[Recorded data]
## Start

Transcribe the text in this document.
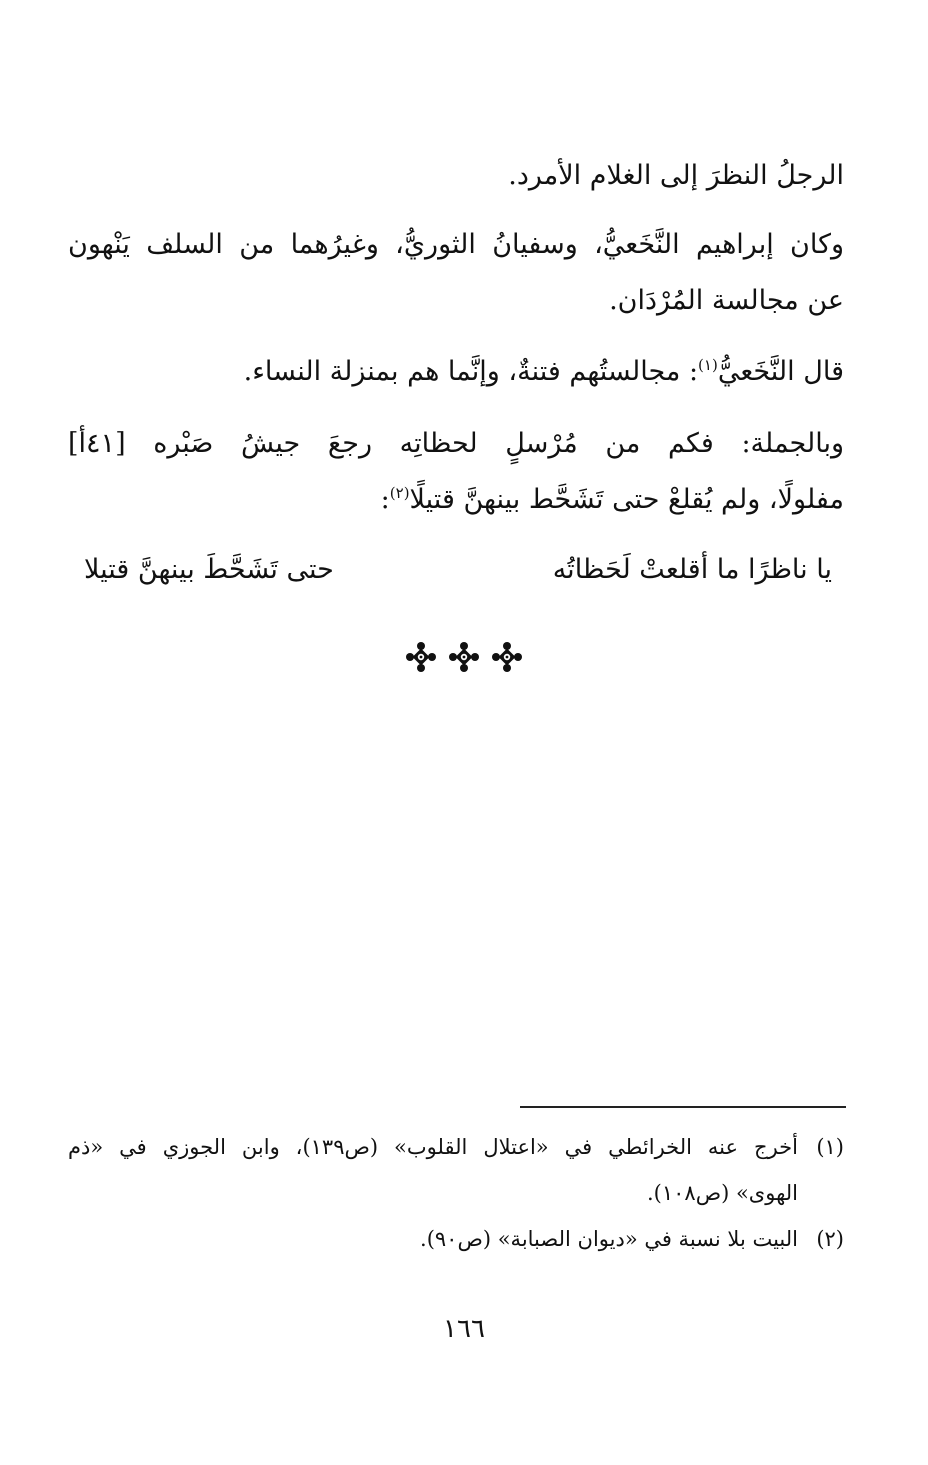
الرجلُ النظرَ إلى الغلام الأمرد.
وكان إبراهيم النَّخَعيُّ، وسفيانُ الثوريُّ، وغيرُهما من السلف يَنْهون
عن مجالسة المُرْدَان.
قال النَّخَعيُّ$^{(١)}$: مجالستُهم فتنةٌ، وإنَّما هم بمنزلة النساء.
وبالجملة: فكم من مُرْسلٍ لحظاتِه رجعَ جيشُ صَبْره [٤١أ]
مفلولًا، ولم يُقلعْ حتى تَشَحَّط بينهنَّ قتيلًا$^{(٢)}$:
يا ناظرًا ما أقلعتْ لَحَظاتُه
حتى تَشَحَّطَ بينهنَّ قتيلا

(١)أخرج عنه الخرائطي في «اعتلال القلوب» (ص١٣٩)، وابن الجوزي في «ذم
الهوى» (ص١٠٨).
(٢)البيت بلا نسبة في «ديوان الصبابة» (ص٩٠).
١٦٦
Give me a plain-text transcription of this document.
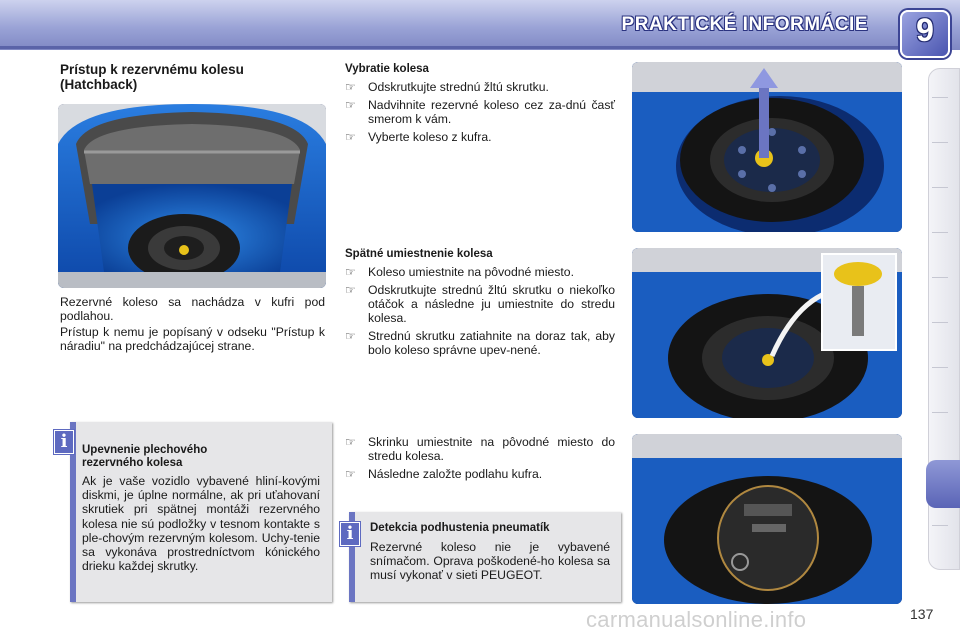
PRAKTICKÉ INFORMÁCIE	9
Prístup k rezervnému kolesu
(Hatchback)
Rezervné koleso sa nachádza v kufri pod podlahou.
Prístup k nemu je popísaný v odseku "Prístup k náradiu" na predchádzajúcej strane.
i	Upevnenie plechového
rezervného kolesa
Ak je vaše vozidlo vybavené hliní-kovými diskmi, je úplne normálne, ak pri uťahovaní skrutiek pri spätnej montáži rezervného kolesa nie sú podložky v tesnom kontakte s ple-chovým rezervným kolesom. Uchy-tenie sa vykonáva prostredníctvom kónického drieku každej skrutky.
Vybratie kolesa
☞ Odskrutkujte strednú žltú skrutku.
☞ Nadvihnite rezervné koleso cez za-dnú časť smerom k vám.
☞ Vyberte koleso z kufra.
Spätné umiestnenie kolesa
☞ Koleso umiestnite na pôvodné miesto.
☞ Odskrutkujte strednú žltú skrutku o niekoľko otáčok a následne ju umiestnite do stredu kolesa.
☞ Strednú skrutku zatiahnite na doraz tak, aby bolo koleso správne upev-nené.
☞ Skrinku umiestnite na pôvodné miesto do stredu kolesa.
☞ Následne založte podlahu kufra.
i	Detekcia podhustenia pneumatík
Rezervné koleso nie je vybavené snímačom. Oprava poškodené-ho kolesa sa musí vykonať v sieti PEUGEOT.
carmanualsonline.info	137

## End

Requirement: Please write out the material from the line containing "Give me a plain-text" to its final line, both inclusive, exactly as it appears; pictures are not part of the copy.

Full response:
Give me a plain-text transcription of this document.
PRAKTICKÉ INFORMÁCIE	9
Prístup k rezervnému kolesu
(Hatchback)
Rezervné koleso sa nachádza v kufri pod podlahou.
Prístup k nemu je popísaný v odseku "Prístup k náradiu" na predchádzajúcej strane.
i	Upevnenie plechového
rezervného kolesa
Ak je vaše vozidlo vybavené hliní-kovými diskmi, je úplne normálne, ak pri uťahovaní skrutiek pri spätnej montáži rezervného kolesa nie sú podložky v tesnom kontakte s ple-chovým rezervným kolesom. Uchy-tenie sa vykonáva prostredníctvom kónického drieku každej skrutky.
Vybratie kolesa
☞ Odskrutkujte strednú žltú skrutku.
☞ Nadvihnite rezervné koleso cez za-dnú časť smerom k vám.
☞ Vyberte koleso z kufra.
Spätné umiestnenie kolesa
☞ Koleso umiestnite na pôvodné miesto.
☞ Odskrutkujte strednú žltú skrutku o niekoľko otáčok a následne ju umiestnite do stredu kolesa.
☞ Strednú skrutku zatiahnite na doraz tak, aby bolo koleso správne upev-nené.
☞ Skrinku umiestnite na pôvodné miesto do stredu kolesa.
☞ Následne založte podlahu kufra.
i	Detekcia podhustenia pneumatík
Rezervné koleso nie je vybavené snímačom. Oprava poškodené-ho kolesa sa musí vykonať v sieti PEUGEOT.
carmanualsonline.info	137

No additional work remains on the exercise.